WRITTEN TASK A.
In the piece on Otto Muck, where did Muck believe Atlantis had been located?
WRITTEN TASK B.
Please write the next part of the piece on Otto Muck, picking up after its final sentence.

EXCERPT TO READ.
▬▬▬▬▬▬
Ferdinand Wackers
Muck, Otto
Otto Heinrich Muck (1892-1956) was born in Vienna and graduated as an engineer at the Munich College of Advanced Technology. Muck had a very productive life that saw him hold patents for around 2000 inventions at the time of his death. During World War I, he was a flying officer and during World War II, he invented the U-boat schnorkel and was also a member of the Peenemunde Rocket Research Team. After the war Muck was a scientific consultant to large industrial concerns. He died in 1956 following an accident.
>Muck was an ardent catastrophist, a view that was at the heart of his Atlantis theory. Unrelated but interesting was his willingness to endorse the idea that pre-Columbian America has been visited by Phoenicians! Unfortunately, according to Atlantisforschung, his belief was based on the disputed ‘inscriptions’ found at Pedra da Gávea in Brazil. The same site has a number of articles concerning the life and work of Muck(f).<
Muck published his worthwhile contribution to the Atlantis mystery, in German, Alles über Atlantis[1468], in 1954. It was translated into English by Fred Bradley and published in Britain in 1978 [098]+. The book was well received and his views continue to have support today.
Muck’s book is now out of print, but English translations of it can now be viewed and downloaded from the Internet(a).
Muck believed that Atlantis had been located on the Mid-Atlantic Ridge and was destroyed as a consequence of an asteroidal impact. He maintained that the asteroid hit the Atlantic, east of the Caribbean, creating the remarkable Carolina Bays en route with its attendant debris and causing tectonic disturbance of such a magnitude that it led to the sinking of Atlantis. He considered the Azores to be remnants of Atlantis.
Muck attributes many of our flood myths to the ensuing tsunamis. With Teutonic precision, he pinpoints the time and date of this disaster to 8.00 pm on June 5th, 8498 BC, but carelessly omits to tell us whether this is Greenwich Mean Time, Central European Time or some other zone.
Muck’s impact theory would appear to have been ‘inspired’ by the studies of two American geologists, F.A. Melton and W. Schriever in the early 1930s and the later work by W.F. Prouty(a).
▬▬▬▬▬▬
DATA LINES.
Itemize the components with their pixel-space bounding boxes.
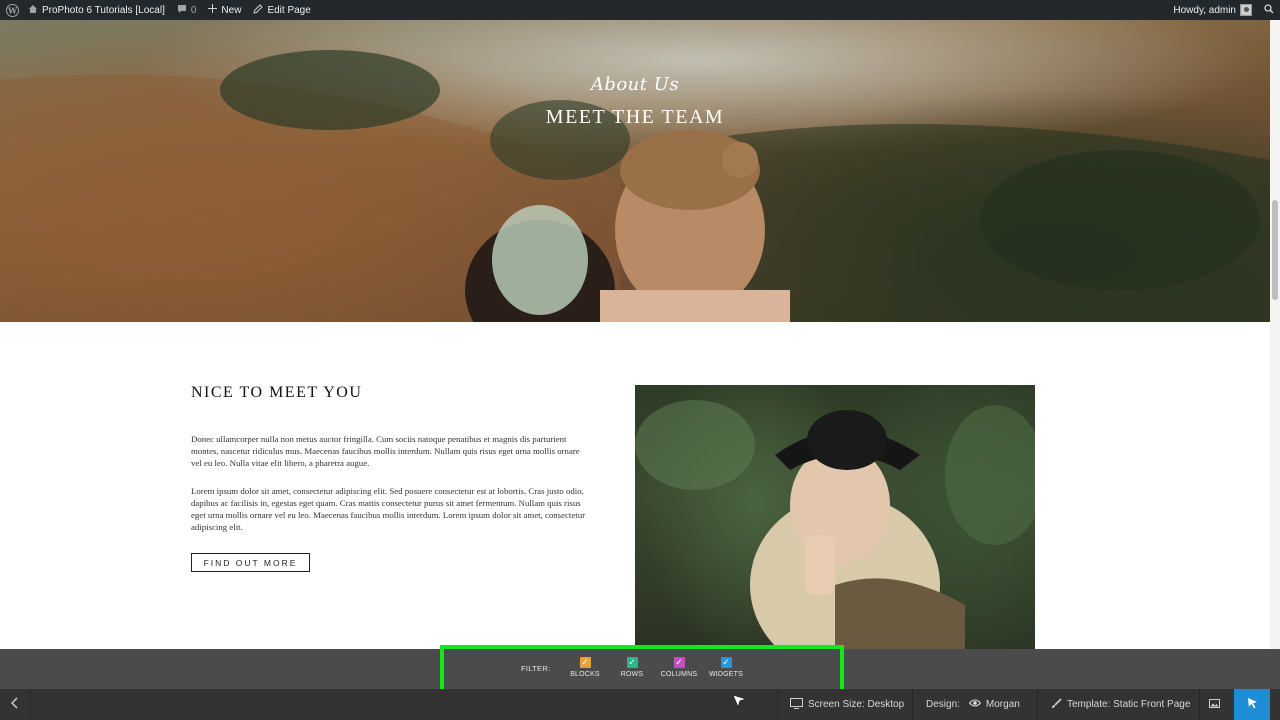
▬▬▬▬▬▬
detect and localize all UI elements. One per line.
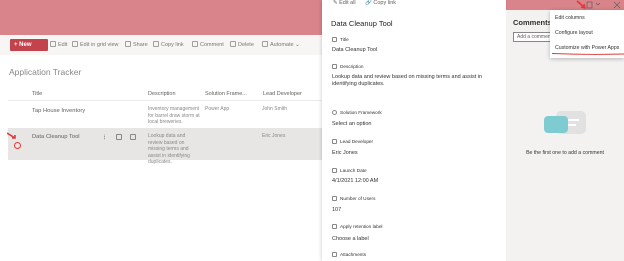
▬▬▬▬▬▬
RIGHT ANSWER A.
On the Mid-Atlantic Ridge.

RIGHT ANSWER B.
However, I must point out that when an aerial survey was carried out in 1931 when the number of ‘bays’ was counted at 3,000. Muck estimated that the bombardment was even greater off the coast, with as many as 7,000 more hits in the ocean. So based on this total of 10,000 Muck proceeded to calculate the mass of the asteroid. Now that we know that the bays on land may number as many as half a million, Muck’s estimations need serious revision.
Muck identified what he considered to be two huge impact craters in the Atlantic east of Puerto Rico as evidence of the catastrophe that led to the destruction of Atlantis. Unfortunately for Muck supporters, improved satellite imagery since the 1970s has shown these ‘craters’ to be chimeras(c).
He further contended that prior to the destruction of Atlantis in the Atlantic the Gulf Stream had been blocked and that after the catastrophe it had pushed northward improving the climate of the British Isles and northwest Europe. In this regard, he was following the views of René Malaise. A German article(b) by Dr Gerhard Kühn, in 2016, has offered some support for Muck’s suggestion that the Gulf Stream had been deflected by a large island in the Atlantic before the end of the last Ice Age. While in the same year, another report(d) proposed that the Gulf Stream had not been interrupted during the last Ice Age!
Understandably, half a century later, advances in various scientific disciplines have demonstrated flaws in his theories. Nevertheless, a number of researchers, such as Wolter Smit, Dale Drinnon, Roland Horn and Prescott Rawlings still support aspects of Muck’s theories. More recently, Andrew Collins adopted Muck’s Atlantic impact theory in his Atlantis in the Caribbean[1197].
However, Muck’s book is still worth reading as a study in theory building. Used copies can (Feb. 2013) be had very cheaply (€0.01) through Amazon.
Over twenty years after his death, another book commenced by Muck was published as Geburt der Kontinente (Birth of the continents)[1100]+, completed by F. Wackers and edited by Mario Muck and Ferdinand Wackers.
[1100]+ Geburt der Kontinente : e Protokoll zum 8. Scho?pfungstag : Muck, Otto Heinrich : Free Download, Borrow, and Streaming : Internet Archive (to borrow) (German)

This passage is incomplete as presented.